◆ ENTRIES PROVIDED:
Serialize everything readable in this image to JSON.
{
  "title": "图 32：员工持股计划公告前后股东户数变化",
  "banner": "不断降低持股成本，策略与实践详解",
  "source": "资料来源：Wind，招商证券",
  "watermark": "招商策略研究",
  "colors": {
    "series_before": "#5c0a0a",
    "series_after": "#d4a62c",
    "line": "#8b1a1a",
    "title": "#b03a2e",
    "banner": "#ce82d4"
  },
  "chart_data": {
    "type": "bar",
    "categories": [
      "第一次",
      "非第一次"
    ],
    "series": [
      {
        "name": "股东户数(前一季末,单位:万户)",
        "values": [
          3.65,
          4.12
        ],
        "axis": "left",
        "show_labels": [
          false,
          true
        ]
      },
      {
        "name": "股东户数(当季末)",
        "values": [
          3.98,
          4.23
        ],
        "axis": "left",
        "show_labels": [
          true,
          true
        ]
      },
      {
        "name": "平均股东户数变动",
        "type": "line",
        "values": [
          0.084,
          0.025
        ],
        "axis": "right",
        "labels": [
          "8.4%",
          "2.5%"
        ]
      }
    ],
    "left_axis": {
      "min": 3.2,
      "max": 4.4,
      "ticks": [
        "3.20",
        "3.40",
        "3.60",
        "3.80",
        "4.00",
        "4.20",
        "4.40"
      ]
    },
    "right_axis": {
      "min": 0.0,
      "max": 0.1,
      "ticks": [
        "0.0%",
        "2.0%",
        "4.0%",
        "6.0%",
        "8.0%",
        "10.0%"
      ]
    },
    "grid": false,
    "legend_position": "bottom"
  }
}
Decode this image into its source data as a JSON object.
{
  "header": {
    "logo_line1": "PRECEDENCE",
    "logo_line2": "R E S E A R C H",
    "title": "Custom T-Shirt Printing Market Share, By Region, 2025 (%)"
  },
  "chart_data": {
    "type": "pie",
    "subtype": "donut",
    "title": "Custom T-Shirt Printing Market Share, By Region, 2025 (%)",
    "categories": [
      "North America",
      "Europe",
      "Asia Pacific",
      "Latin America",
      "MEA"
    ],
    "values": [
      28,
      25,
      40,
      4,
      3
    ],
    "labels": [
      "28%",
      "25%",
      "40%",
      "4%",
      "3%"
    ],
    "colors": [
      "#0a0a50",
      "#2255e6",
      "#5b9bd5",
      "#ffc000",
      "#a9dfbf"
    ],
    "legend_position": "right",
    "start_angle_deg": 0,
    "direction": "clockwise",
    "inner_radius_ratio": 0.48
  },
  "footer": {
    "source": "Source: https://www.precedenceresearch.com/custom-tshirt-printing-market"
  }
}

◆ STATED PROBLEM: Your output consists solely of the lines from the one with "Decode this image" through the last line, copied exactly.

◆ REPLY TO THE TASK:
Decode this image into its source data as a JSON object.
{
  "header": {
    "logo_line1": "PRECEDENCE",
    "logo_line2": "R E S E A R C H",
    "title": "Custom T-Shirt Printing Market Share, By Region, 2025 (%)"
  },
  "chart_data": {
    "type": "pie",
    "subtype": "donut",
    "title": "Custom T-Shirt Printing Market Share, By Region, 2025 (%)",
    "categories": [
      "North America",
      "Europe",
      "Asia Pacific",
      "Latin America",
      "MEA"
    ],
    "values": [
      28,
      25,
      40,
      4,
      3
    ],
    "labels": [
      "28%",
      "25%",
      "40%",
      "4%",
      "3%"
    ],
    "colors": [
      "#0a0a50",
      "#2255e6",
      "#5b9bd5",
      "#ffc000",
      "#a9dfbf"
    ],
    "legend_position": "right",
    "start_angle_deg": 0,
    "direction": "clockwise",
    "inner_radius_ratio": 0.48
  },
  "footer": {
    "source": "Source: https://www.precedenceresearch.com/custom-tshirt-printing-market"
  }
}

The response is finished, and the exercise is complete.